• SUPPLIED INFORMATION:
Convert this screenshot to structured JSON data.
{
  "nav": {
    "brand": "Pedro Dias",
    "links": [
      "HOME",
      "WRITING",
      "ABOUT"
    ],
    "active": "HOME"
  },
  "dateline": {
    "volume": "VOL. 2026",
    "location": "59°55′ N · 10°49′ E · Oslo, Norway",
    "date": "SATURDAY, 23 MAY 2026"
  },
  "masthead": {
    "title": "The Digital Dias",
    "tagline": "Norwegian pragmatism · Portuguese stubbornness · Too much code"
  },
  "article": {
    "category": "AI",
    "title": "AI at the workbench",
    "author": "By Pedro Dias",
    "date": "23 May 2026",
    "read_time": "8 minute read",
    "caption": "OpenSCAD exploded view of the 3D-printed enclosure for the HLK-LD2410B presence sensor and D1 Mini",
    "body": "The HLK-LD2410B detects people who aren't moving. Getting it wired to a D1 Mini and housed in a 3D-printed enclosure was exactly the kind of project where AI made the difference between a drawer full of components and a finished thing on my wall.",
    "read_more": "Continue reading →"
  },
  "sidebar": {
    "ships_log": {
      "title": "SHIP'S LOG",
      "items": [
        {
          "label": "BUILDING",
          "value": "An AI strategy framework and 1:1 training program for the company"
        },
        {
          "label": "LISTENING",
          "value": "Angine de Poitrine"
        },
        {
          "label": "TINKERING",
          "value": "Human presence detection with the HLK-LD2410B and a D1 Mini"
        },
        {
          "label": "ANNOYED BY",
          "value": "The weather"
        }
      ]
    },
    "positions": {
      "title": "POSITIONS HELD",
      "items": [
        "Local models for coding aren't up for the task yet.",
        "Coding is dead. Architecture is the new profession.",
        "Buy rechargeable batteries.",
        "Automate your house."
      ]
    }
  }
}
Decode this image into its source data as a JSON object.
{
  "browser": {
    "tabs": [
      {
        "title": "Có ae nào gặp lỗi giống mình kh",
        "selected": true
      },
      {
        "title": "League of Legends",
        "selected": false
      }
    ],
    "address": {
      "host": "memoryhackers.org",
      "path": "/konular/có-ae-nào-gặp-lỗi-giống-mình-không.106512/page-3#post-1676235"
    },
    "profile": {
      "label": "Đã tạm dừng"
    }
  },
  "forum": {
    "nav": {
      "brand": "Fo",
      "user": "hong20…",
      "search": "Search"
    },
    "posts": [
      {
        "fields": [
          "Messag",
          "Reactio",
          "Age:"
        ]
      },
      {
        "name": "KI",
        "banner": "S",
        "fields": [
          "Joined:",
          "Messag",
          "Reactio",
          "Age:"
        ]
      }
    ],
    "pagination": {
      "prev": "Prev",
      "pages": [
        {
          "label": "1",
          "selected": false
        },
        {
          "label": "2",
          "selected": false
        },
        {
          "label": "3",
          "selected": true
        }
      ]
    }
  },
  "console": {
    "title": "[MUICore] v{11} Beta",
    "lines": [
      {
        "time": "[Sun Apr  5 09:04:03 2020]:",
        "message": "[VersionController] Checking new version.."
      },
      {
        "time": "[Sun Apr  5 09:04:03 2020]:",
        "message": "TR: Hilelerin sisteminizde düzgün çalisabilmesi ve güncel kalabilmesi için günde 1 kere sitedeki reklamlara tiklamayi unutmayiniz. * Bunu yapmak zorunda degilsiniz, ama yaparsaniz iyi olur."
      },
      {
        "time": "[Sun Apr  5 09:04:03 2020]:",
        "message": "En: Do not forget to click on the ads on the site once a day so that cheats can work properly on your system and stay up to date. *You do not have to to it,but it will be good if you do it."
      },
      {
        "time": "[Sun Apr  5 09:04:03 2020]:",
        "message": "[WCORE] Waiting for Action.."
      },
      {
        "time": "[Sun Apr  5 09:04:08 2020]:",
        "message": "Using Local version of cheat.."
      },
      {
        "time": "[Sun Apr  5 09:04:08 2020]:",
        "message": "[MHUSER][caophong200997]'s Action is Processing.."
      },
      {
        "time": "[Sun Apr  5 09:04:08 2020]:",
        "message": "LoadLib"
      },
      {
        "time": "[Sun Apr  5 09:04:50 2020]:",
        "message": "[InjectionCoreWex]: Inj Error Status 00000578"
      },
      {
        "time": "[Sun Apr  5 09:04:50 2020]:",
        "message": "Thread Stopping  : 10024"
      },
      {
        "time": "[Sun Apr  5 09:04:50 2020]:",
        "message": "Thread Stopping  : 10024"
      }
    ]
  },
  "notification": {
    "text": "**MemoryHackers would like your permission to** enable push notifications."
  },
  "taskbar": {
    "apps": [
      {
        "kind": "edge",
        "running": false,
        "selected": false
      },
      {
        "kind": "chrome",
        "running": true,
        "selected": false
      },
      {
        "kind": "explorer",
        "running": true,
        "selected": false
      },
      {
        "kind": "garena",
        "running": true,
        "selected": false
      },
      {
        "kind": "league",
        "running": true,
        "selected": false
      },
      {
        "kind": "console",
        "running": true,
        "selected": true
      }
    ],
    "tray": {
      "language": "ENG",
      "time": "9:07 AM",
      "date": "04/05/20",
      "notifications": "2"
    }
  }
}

• WHAT THE EXERCISE ASKS: Each entry above needs to be retyped exactly.

• WRITTEN ANSWER:
Convert this screenshot to structured JSON data.
{
  "nav": {
    "brand": "Pedro Dias",
    "links": [
      "HOME",
      "WRITING",
      "ABOUT"
    ],
    "active": "HOME"
  },
  "dateline": {
    "volume": "VOL. 2026",
    "location": "59°55′ N · 10°49′ E · Oslo, Norway",
    "date": "SATURDAY, 23 MAY 2026"
  },
  "masthead": {
    "title": "The Digital Dias",
    "tagline": "Norwegian pragmatism · Portuguese stubbornness · Too much code"
  },
  "article": {
    "category": "AI",
    "title": "AI at the workbench",
    "author": "By Pedro Dias",
    "date": "23 May 2026",
    "read_time": "8 minute read",
    "caption": "OpenSCAD exploded view of the 3D-printed enclosure for the HLK-LD2410B presence sensor and D1 Mini",
    "body": "The HLK-LD2410B detects people who aren't moving. Getting it wired to a D1 Mini and housed in a 3D-printed enclosure was exactly the kind of project where AI made the difference between a drawer full of components and a finished thing on my wall.",
    "read_more": "Continue reading →"
  },
  "sidebar": {
    "ships_log": {
      "title": "SHIP'S LOG",
      "items": [
        {
          "label": "BUILDING",
          "value": "An AI strategy framework and 1:1 training program for the company"
        },
        {
          "label": "LISTENING",
          "value": "Angine de Poitrine"
        },
        {
          "label": "TINKERING",
          "value": "Human presence detection with the HLK-LD2410B and a D1 Mini"
        },
        {
          "label": "ANNOYED BY",
          "value": "The weather"
        }
      ]
    },
    "positions": {
      "title": "POSITIONS HELD",
      "items": [
        "Local models for coding aren't up for the task yet.",
        "Coding is dead. Architecture is the new profession.",
        "Buy rechargeable batteries.",
        "Automate your house."
      ]
    }
  }
}
Decode this image into its source data as a JSON object.
{
  "browser": {
    "tabs": [
      {
        "title": "Có ae nào gặp lỗi giống mình kh",
        "selected": true
      },
      {
        "title": "League of Legends",
        "selected": false
      }
    ],
    "address": {
      "host": "memoryhackers.org",
      "path": "/konular/có-ae-nào-gặp-lỗi-giống-mình-không.106512/page-3#post-1676235"
    },
    "profile": {
      "label": "Đã tạm dừng"
    }
  },
  "forum": {
    "nav": {
      "brand": "Fo",
      "user": "hong20…",
      "search": "Search"
    },
    "posts": [
      {
        "fields": [
          "Messag",
          "Reactio",
          "Age:"
        ]
      },
      {
        "name": "KI",
        "banner": "S",
        "fields": [
          "Joined:",
          "Messag",
          "Reactio",
          "Age:"
        ]
      }
    ],
    "pagination": {
      "prev": "Prev",
      "pages": [
        {
          "label": "1",
          "selected": false
        },
        {
          "label": "2",
          "selected": false
        },
        {
          "label": "3",
          "selected": true
        }
      ]
    }
  },
  "console": {
    "title": "[MUICore] v{11} Beta",
    "lines": [
      {
        "time": "[Sun Apr  5 09:04:03 2020]:",
        "message": "[VersionController] Checking new version.."
      },
      {
        "time": "[Sun Apr  5 09:04:03 2020]:",
        "message": "TR: Hilelerin sisteminizde düzgün çalisabilmesi ve güncel kalabilmesi için günde 1 kere sitedeki reklamlara tiklamayi unutmayiniz. * Bunu yapmak zorunda degilsiniz, ama yaparsaniz iyi olur."
      },
      {
        "time": "[Sun Apr  5 09:04:03 2020]:",
        "message": "En: Do not forget to click on the ads on the site once a day so that cheats can work properly on your system and stay up to date. *You do not have to to it,but it will be good if you do it."
      },
      {
        "time": "[Sun Apr  5 09:04:03 2020]:",
        "message": "[WCORE] Waiting for Action.."
      },
      {
        "time": "[Sun Apr  5 09:04:08 2020]:",
        "message": "Using Local version of cheat.."
      },
      {
        "time": "[Sun Apr  5 09:04:08 2020]:",
        "message": "[MHUSER][caophong200997]'s Action is Processing.."
      },
      {
        "time": "[Sun Apr  5 09:04:08 2020]:",
        "message": "LoadLib"
      },
      {
        "time": "[Sun Apr  5 09:04:50 2020]:",
        "message": "[InjectionCoreWex]: Inj Error Status 00000578"
      },
      {
        "time": "[Sun Apr  5 09:04:50 2020]:",
        "message": "Thread Stopping  : 10024"
      },
      {
        "time": "[Sun Apr  5 09:04:50 2020]:",
        "message": "Thread Stopping  : 10024"
      }
    ]
  },
  "notification": {
    "text": "**MemoryHackers would like your permission to** enable push notifications."
  },
  "taskbar": {
    "apps": [
      {
        "kind": "edge",
        "running": false,
        "selected": false
      },
      {
        "kind": "chrome",
        "running": true,
        "selected": false
      },
      {
        "kind": "explorer",
        "running": true,
        "selected": false
      },
      {
        "kind": "garena",
        "running": true,
        "selected": false
      },
      {
        "kind": "league",
        "running": true,
        "selected": false
      },
      {
        "kind": "console",
        "running": true,
        "selected": true
      }
    ],
    "tray": {
      "language": "ENG",
      "time": "9:07 AM",
      "date": "04/05/20",
      "notifications": "2"
    }
  }
}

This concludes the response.